[Text excerpt — start]
Read the EFF's Fair Use FAQ
Do not say these are better film than Master Ninja 1 & 2 starring Timothy Van Patten and Lee Van Cleef..... "Van^2", as I like to call them.
I suggest you read Slashdot
If you didn't, I think you're at least right in calling Star Wars populist
Star Wars is NOT populist. How could anyone be so wrong?
Star Wars is elitist. It describes a universe inhabited by virtuous royalty, where a few special people ("Jedi") have the inborn power to shape interstellar empires. It's all about genes and destiny above effort and self-determination.
Star Trek- now there's a populist space-opera franchise.
Facts:
1. Ewoks are mammals.
2. Ewoks fight ALL the time.
3. The purpose of the Ewok is to flip out and cook people.
Your courageous and selfless spelling corrections have made me a better person.
Yes, this argument is true from an anthropological standpoint, but for fantasy/sci-fi filmmaking it doesn't work. In these genres, cultures within a species are usually merged into an archetype (or stereotype, if you will). The Empire: white homo-sapiens with British accents, Hutts: gangsters and criminals, Jawas: scavengers. SW isn't the only franchise that's guilty of this. Look at Star Trek; Klingons, Romulans, Vulcans - they have virtually no cultural diversity shown within their ranks. They all revolve around a common racial theme. Even Tolkien, as brilliant and diverse as his world was, found himself doing the same with his races. Dwarves were gruff, short tempered and loved living underground. Elves were stoic and mystical. Orcs were feral and vicious. Only when you got to the humans did you see any real cultural diversity.
Imagine if Lucas had done as you suggest. Would the Alliance have allied themselves with the Wookiees armed with spears and rocks, or would they have made a call to Chewie's friends on the other side of the planet to send over some Ion cannons and thermal detonators??
Xenon, where's my money? -Borno
I've seen it. Twice. (Why? Evidence suggests I',m an idiot. No, wait, that wasn't it. I was going to do an article on it for someone, but never got around to it. Anyone out there want to pay me to write and publishthat article? I've just bought a house, so I need the money...)
[Text excerpt — finish]
[Data supplied — start]
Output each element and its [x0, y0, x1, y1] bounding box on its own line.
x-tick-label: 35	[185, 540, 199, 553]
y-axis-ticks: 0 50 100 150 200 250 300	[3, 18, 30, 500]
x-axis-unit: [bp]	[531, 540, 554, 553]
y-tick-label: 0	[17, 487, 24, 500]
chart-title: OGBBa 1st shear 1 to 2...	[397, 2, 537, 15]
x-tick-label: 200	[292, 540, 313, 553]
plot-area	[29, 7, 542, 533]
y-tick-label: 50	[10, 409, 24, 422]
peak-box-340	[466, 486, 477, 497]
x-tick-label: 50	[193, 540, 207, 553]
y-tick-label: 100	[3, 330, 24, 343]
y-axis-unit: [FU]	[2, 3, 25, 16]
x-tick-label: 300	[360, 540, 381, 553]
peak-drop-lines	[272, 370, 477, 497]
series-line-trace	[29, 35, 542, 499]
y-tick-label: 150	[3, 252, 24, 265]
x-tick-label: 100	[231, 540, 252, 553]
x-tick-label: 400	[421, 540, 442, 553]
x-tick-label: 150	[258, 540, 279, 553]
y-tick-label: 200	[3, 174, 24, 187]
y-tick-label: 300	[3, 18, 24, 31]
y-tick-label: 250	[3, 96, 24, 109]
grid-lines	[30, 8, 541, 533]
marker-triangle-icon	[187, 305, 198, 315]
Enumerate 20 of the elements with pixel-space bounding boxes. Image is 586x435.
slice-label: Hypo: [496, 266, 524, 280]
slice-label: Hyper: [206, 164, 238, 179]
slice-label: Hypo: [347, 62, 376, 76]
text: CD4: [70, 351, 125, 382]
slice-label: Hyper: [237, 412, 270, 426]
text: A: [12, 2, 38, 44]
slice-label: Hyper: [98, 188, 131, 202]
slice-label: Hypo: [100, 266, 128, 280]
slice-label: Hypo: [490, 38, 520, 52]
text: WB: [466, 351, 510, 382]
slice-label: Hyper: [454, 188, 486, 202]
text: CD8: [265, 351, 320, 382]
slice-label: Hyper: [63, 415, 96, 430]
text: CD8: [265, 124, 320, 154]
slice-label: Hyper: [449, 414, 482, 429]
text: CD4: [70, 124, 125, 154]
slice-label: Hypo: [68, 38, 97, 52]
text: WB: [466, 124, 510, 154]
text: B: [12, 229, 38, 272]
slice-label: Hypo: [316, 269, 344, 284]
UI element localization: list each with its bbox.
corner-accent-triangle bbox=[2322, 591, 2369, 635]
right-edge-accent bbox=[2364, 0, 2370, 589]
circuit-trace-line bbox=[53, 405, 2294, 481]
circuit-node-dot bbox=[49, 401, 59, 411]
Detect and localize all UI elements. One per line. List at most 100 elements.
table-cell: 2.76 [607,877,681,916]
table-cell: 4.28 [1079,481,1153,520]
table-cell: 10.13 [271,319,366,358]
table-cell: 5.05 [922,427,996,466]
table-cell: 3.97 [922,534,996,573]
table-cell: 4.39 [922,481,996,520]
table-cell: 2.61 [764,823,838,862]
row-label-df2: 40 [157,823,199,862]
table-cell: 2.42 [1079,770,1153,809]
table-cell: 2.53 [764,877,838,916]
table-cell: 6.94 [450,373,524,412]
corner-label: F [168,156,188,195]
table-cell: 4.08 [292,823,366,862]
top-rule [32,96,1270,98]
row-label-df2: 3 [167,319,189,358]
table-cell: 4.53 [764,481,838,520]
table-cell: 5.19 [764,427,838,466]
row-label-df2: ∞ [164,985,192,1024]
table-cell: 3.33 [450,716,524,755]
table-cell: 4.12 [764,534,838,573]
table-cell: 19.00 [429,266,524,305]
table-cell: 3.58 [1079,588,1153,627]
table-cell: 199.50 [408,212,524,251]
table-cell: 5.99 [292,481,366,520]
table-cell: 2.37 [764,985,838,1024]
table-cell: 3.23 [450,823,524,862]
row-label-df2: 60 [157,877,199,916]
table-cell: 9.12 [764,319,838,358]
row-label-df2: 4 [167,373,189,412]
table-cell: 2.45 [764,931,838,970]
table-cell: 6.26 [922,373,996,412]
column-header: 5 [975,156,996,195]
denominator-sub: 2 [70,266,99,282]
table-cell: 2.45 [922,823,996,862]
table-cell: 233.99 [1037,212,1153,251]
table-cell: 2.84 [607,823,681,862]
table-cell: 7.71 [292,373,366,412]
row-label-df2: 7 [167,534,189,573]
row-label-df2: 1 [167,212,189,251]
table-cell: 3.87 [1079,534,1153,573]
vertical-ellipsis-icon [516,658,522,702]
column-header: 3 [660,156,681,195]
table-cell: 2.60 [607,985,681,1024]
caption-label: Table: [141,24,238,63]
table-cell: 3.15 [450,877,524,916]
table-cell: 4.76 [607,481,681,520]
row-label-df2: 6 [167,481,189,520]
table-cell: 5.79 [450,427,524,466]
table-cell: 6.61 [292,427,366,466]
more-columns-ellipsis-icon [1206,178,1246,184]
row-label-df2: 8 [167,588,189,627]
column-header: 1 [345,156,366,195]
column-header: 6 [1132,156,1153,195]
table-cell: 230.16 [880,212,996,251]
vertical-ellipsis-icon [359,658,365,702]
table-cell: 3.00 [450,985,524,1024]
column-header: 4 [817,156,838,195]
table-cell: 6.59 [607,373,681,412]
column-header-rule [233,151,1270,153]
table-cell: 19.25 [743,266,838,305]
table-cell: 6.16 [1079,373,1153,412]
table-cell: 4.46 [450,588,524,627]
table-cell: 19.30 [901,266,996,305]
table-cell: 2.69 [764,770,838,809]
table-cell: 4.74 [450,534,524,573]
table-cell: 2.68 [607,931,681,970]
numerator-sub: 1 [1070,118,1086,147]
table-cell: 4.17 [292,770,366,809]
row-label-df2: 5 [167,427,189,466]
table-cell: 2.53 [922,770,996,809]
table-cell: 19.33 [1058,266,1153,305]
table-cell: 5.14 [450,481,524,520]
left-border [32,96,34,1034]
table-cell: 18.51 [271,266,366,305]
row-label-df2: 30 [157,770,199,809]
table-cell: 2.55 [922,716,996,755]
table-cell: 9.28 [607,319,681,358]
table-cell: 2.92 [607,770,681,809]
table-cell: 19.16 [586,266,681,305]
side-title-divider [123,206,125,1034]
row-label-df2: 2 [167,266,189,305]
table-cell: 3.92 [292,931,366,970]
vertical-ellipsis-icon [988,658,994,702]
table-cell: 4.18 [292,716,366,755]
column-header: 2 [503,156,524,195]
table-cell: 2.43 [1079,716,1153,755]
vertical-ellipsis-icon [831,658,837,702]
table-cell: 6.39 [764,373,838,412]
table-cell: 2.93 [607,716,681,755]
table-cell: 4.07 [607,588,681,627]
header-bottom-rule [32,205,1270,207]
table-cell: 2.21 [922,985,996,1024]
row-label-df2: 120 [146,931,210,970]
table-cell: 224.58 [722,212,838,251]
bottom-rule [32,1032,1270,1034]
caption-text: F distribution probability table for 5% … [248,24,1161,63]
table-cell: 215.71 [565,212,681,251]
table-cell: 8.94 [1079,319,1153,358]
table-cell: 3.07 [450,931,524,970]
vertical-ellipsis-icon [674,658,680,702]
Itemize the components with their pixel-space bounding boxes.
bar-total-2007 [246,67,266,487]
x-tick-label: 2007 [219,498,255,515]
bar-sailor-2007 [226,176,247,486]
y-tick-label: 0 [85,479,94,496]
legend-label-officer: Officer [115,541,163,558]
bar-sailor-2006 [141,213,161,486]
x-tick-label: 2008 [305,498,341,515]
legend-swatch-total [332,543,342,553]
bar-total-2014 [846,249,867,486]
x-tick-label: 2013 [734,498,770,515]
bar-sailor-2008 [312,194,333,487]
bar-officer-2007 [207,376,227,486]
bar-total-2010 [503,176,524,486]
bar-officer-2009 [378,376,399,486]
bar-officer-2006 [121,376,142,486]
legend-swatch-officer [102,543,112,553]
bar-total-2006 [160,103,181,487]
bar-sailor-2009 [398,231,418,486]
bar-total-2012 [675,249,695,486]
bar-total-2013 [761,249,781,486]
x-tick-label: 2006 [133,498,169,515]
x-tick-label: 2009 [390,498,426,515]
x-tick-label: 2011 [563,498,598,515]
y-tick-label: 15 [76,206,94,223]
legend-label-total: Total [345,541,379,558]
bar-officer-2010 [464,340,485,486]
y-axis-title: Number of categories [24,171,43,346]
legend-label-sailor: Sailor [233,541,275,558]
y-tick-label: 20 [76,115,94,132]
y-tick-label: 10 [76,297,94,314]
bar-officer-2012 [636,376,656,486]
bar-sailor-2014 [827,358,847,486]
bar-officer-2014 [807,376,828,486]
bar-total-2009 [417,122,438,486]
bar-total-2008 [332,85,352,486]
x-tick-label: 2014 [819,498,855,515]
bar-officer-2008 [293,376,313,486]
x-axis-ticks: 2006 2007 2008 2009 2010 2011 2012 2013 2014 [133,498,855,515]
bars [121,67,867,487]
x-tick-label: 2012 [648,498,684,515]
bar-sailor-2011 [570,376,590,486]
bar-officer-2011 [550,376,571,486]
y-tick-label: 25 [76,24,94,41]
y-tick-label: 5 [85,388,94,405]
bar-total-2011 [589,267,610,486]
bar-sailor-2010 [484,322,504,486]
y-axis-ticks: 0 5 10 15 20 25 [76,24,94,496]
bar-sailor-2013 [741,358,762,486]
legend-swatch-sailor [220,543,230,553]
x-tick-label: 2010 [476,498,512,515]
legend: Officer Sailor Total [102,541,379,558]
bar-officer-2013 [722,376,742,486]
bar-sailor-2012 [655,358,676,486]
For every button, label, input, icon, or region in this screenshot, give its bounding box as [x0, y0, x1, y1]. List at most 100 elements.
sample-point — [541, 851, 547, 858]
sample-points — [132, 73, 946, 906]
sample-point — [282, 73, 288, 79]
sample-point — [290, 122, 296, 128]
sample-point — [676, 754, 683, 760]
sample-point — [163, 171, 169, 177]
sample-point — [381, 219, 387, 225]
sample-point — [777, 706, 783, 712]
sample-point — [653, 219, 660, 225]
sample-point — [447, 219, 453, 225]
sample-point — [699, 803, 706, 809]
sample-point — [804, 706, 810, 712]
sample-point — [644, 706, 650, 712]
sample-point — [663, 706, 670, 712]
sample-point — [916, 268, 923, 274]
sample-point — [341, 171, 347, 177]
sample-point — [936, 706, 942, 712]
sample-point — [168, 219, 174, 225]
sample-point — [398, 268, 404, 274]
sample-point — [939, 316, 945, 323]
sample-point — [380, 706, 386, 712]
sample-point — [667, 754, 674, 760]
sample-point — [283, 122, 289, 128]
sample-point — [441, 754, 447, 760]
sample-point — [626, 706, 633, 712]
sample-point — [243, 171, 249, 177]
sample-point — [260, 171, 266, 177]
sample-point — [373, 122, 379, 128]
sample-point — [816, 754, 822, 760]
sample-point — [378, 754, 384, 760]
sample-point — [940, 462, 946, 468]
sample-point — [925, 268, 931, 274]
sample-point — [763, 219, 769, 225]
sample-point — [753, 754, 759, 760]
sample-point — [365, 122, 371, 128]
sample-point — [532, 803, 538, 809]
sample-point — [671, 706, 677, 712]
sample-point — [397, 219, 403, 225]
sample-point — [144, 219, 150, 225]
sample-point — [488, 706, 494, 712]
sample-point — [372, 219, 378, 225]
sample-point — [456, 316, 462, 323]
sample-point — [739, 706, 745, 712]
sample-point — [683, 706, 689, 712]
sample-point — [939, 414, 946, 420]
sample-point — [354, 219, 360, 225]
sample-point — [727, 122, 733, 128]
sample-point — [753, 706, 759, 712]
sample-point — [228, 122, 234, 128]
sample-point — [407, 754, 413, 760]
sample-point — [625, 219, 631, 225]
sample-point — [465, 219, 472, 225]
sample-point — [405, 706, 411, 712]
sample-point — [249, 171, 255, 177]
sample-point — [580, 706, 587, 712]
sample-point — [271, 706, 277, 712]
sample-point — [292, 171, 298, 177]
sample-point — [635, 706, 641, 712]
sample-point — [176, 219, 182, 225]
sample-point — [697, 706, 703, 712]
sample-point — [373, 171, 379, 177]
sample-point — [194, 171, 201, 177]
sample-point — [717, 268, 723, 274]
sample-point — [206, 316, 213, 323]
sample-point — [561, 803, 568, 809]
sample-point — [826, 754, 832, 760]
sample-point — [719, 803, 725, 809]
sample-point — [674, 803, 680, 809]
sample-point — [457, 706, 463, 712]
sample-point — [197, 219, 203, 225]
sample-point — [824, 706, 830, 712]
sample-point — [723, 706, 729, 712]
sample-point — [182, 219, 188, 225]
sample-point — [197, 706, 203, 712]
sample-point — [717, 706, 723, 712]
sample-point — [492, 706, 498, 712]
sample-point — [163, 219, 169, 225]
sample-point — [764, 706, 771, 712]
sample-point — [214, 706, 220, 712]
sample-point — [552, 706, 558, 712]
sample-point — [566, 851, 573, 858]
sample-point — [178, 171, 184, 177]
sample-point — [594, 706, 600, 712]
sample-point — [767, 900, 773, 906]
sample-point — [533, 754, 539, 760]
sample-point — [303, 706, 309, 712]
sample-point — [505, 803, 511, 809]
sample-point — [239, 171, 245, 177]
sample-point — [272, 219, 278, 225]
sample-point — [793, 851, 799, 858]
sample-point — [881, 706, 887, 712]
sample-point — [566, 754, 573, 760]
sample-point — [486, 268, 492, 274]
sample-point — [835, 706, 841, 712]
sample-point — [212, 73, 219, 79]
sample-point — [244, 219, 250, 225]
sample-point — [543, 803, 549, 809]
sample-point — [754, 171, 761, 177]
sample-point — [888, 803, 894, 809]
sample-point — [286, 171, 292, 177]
[Data supplied — finish]
Problems to solve
(a) Answer these questions from the Star Wars discussion, one per line:
(i) What nickname does one commenter use for Timothy Van Patten and Lee Van Cleef?
(ii) Which franchise is called a populist space-opera franchise?
(iii) According to the list of facts, what kind of animal are Ewoks?
(b) List every race from Tolkien's world that the Star Wars discussion mentions.
(c) Extend the Star Wars discussion by writing what comes after its last sentence.
The entries are separate material and have no connection to the Star Wars discussion.

Results for each task
(a)
(i) "Van^2"
(ii) Star Trek
(iii) Mammals

(b) Dwarves, Elves, Orcs, humans

(c)
As God is my witness, The Star Wars Holiday Special is worse than Manos, the Hands of Fate. SEE! Bea Arthur sing a Kurt Weil-esque ditty in the Cantina! SEE! Wookies speak incomprehensibly to each other for ten minutes. SEE! Jefferson Starship perform! (Actually, that's one of the higlights, not because its particularly good, but because it's a blessed relief from the show itself.) SEE! Mark Hamil wearing enough mascara and eyeliner to play the MC in a Fire Island production of Cabaret! SEE! Harvey Korman play three roles! SEE! Grandpa Wookie watching human psuedo-porn! SEE! An embalmed Art Carney! SEE! Carrie Fisher sing! SEE! The lowlight of careers for every single peraon involved!
He only appropriate way to release it on DVD would be with an extra track that consisted of nothing but everyone involved aplogizing for the entire length of the film. ("I'm really, really sorry. It was the 70s and they gave me an awful lot of coke before I signed the contract...")
Lawrence Person (lawrencepersonh@gmailh.com (remove all "h"s to mail)
http://www.lawrenceperson.com/
Dear Lord NNNNNnnnnnnnooooooooooooooo,
But a for more important reason for wearing armour in modern time and I think this was the reason for the Star Wars armour, is to create a uniform anonymous look. Just as the face mask worn by special forces it is not really there to protect by to create a scary opponent. In a movie setting it also neatly allows you to have only a handfull of stunt soldiers and have them die and die again without people noticing. It also allowed the plot device of luke and han dressing up as storm troopers without being noticed.
Plenty of movies use complex full body armour that seems to do absolutly nothing to protect the soldiers inside as the hero goes through them like a knife through butter. It is hollywood.
On a more classic Sci-Fi note it is nothing new that super advanced species get slaughtered by primitive weapons.